TASK STATEMENT
Filter the records below down to lines containing "color".

begin EXERCISE INPUT

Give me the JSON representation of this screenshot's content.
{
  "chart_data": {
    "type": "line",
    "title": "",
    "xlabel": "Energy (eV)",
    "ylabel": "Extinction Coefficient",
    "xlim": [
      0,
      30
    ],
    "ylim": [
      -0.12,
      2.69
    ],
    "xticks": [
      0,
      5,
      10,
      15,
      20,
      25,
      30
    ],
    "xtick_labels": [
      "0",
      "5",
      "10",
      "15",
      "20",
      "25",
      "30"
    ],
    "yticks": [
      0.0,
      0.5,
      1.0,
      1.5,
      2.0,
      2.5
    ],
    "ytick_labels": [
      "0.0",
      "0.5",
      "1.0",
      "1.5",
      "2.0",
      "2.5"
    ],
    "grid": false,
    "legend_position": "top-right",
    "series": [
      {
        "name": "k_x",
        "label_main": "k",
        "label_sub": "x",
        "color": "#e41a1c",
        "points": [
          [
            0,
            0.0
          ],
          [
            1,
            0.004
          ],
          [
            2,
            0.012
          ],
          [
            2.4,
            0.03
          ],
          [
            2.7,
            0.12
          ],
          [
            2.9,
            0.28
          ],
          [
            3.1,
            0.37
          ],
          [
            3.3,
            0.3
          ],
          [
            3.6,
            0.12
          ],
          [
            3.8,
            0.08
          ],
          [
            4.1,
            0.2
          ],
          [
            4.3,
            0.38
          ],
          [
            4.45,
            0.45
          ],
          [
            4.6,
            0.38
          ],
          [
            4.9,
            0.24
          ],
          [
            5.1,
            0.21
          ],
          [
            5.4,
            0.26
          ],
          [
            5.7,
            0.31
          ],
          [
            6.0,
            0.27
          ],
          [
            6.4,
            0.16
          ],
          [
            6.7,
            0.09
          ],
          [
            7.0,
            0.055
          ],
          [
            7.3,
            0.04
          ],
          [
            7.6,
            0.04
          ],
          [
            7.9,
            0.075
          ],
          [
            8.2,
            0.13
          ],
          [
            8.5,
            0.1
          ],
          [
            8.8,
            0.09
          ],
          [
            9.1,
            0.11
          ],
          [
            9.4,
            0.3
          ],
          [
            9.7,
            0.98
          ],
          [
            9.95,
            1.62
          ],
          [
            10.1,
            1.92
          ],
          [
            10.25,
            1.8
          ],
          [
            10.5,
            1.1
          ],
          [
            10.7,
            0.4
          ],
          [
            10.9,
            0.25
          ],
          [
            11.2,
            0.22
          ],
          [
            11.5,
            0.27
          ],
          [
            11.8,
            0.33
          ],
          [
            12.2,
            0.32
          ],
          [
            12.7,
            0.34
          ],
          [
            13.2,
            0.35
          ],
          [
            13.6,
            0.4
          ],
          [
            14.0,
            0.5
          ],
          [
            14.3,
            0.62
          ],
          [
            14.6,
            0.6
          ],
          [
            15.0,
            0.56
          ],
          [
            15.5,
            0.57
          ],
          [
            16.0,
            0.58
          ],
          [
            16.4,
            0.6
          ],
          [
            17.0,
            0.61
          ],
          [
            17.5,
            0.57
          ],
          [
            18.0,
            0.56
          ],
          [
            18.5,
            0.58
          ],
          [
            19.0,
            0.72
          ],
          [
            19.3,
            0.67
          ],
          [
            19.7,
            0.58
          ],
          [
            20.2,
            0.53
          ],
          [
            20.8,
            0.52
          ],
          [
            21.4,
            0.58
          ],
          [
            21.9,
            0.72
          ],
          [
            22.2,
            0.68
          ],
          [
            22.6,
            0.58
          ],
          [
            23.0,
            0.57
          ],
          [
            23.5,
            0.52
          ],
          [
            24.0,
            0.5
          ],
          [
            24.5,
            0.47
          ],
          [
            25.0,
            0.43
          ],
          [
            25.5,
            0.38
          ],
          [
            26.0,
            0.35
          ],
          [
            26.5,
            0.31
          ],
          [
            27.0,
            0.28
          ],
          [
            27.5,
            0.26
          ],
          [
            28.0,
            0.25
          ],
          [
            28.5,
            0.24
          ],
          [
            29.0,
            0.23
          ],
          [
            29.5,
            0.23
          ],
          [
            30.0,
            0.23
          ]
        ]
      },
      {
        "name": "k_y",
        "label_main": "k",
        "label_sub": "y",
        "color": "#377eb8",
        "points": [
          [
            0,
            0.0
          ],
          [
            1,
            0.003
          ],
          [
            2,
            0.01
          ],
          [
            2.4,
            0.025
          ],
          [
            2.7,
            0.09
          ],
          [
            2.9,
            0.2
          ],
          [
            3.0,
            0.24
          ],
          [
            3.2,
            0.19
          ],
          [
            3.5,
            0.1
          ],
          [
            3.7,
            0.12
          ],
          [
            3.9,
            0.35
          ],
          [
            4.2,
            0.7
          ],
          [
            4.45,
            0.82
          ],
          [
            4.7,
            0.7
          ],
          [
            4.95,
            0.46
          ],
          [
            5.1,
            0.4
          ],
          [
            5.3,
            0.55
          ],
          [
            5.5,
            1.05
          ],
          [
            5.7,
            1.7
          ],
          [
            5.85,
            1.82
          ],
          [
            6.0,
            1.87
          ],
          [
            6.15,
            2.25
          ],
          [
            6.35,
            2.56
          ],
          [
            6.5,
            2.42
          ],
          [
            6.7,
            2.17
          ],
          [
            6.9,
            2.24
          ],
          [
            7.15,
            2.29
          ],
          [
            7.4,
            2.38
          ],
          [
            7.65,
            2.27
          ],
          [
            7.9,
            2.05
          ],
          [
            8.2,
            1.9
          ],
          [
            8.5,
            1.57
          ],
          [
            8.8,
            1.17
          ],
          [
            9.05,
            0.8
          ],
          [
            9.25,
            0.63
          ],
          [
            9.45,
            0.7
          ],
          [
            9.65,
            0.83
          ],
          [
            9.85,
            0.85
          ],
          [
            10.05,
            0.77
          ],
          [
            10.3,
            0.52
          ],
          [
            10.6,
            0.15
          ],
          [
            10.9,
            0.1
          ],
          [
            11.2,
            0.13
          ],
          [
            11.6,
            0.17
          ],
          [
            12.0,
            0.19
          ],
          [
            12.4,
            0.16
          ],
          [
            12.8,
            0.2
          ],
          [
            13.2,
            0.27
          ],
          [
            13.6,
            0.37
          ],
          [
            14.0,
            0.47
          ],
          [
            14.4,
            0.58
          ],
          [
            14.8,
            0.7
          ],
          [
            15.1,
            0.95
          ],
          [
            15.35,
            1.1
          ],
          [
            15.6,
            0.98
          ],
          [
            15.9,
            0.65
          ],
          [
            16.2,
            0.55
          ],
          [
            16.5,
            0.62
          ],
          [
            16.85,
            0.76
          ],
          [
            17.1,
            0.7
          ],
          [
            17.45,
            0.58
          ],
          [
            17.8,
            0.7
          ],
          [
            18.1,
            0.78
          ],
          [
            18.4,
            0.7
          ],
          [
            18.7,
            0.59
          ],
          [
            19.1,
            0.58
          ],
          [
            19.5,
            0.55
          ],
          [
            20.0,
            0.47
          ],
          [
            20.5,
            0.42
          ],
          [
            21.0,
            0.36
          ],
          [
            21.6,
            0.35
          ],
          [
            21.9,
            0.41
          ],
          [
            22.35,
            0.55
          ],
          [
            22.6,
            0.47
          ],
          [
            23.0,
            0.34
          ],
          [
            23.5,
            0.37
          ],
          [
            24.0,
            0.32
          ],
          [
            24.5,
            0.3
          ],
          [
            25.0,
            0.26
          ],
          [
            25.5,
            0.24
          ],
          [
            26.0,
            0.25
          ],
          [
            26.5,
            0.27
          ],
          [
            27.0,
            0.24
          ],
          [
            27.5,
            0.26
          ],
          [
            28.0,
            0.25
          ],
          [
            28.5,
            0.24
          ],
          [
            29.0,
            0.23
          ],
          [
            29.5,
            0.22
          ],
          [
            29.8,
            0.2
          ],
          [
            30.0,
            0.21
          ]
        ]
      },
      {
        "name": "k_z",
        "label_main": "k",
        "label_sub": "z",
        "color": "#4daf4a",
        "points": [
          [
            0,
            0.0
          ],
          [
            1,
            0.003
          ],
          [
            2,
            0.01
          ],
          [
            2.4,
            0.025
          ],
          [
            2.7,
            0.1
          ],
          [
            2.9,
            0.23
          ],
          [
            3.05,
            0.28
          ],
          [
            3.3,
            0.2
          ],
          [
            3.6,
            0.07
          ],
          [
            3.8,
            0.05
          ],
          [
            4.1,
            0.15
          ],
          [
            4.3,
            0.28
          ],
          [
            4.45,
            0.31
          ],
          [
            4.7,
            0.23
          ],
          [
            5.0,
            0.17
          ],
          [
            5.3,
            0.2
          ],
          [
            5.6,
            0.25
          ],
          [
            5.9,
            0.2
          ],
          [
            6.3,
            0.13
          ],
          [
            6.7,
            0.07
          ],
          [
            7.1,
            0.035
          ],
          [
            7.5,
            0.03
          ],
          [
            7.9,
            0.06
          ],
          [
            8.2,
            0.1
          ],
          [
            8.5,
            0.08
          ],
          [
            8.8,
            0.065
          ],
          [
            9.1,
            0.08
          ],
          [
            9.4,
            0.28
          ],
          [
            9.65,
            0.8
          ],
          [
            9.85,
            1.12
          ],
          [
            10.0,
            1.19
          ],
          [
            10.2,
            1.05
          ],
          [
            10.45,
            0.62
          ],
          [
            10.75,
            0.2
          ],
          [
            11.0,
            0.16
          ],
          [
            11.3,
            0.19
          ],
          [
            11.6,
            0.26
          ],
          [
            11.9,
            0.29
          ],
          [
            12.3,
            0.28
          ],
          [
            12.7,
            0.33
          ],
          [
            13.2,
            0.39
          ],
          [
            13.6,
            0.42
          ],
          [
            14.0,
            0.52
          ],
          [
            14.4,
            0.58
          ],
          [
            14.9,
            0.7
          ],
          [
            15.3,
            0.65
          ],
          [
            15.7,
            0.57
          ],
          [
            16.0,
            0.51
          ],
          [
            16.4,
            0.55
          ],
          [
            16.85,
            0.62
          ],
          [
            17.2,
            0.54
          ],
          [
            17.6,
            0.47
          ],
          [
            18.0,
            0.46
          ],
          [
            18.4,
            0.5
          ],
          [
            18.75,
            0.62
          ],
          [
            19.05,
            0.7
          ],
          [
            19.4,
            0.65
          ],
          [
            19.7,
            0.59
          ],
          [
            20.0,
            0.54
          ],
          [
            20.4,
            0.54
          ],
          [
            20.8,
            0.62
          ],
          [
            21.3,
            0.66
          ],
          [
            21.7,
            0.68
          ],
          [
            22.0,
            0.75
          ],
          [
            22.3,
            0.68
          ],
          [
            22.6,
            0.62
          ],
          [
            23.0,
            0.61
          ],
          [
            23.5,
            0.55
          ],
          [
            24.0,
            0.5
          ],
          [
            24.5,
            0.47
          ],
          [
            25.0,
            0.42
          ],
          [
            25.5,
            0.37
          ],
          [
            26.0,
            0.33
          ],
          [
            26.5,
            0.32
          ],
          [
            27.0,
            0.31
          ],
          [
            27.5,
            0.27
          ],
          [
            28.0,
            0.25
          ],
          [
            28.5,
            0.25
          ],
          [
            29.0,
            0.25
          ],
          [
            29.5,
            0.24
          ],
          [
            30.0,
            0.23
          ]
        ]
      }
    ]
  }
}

end EXERCISE INPUT

REPLY TO THE TASK
        "color": "#e41a1c",
        "color": "#377eb8",
        "color": "#4daf4a",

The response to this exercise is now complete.